# AIM OF THE EXERCISE
Extract the complete listing and output it unchanged.

^^^^^^^^^^^^^^^^

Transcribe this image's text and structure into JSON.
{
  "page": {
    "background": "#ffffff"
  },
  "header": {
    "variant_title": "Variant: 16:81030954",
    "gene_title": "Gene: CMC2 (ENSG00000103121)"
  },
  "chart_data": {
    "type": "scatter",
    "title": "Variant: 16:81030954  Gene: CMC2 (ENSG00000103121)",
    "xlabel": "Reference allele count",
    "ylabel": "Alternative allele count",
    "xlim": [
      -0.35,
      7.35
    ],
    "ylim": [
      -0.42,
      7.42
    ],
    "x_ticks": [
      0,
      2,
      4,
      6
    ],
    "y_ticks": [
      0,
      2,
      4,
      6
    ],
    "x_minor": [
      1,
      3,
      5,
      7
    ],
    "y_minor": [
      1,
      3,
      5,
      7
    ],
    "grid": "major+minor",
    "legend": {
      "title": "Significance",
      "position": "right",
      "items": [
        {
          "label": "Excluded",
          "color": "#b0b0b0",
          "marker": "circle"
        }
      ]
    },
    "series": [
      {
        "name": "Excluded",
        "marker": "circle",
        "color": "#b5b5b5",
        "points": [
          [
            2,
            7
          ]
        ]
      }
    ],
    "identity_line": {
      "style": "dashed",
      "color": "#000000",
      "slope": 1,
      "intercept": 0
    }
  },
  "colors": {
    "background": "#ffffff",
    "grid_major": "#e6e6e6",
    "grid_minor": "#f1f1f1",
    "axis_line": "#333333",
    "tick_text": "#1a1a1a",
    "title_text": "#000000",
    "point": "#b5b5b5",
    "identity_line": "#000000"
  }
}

^^^^^^^^^^^^^^^^

# ANSWER IN FULL
Transcribe this image's text and structure into JSON.
{
  "page": {
    "background": "#ffffff"
  },
  "header": {
    "variant_title": "Variant: 16:81030954",
    "gene_title": "Gene: CMC2 (ENSG00000103121)"
  },
  "chart_data": {
    "type": "scatter",
    "title": "Variant: 16:81030954  Gene: CMC2 (ENSG00000103121)",
    "xlabel": "Reference allele count",
    "ylabel": "Alternative allele count",
    "xlim": [
      -0.35,
      7.35
    ],
    "ylim": [
      -0.42,
      7.42
    ],
    "x_ticks": [
      0,
      2,
      4,
      6
    ],
    "y_ticks": [
      0,
      2,
      4,
      6
    ],
    "x_minor": [
      1,
      3,
      5,
      7
    ],
    "y_minor": [
      1,
      3,
      5,
      7
    ],
    "grid": "major+minor",
    "legend": {
      "title": "Significance",
      "position": "right",
      "items": [
        {
          "label": "Excluded",
          "color": "#b0b0b0",
          "marker": "circle"
        }
      ]
    },
    "series": [
      {
        "name": "Excluded",
        "marker": "circle",
        "color": "#b5b5b5",
        "points": [
          [
            2,
            7
          ]
        ]
      }
    ],
    "identity_line": {
      "style": "dashed",
      "color": "#000000",
      "slope": 1,
      "intercept": 0
    }
  },
  "colors": {
    "background": "#ffffff",
    "grid_major": "#e6e6e6",
    "grid_minor": "#f1f1f1",
    "axis_line": "#333333",
    "tick_text": "#1a1a1a",
    "title_text": "#000000",
    "point": "#b5b5b5",
    "identity_line": "#000000"
  }
}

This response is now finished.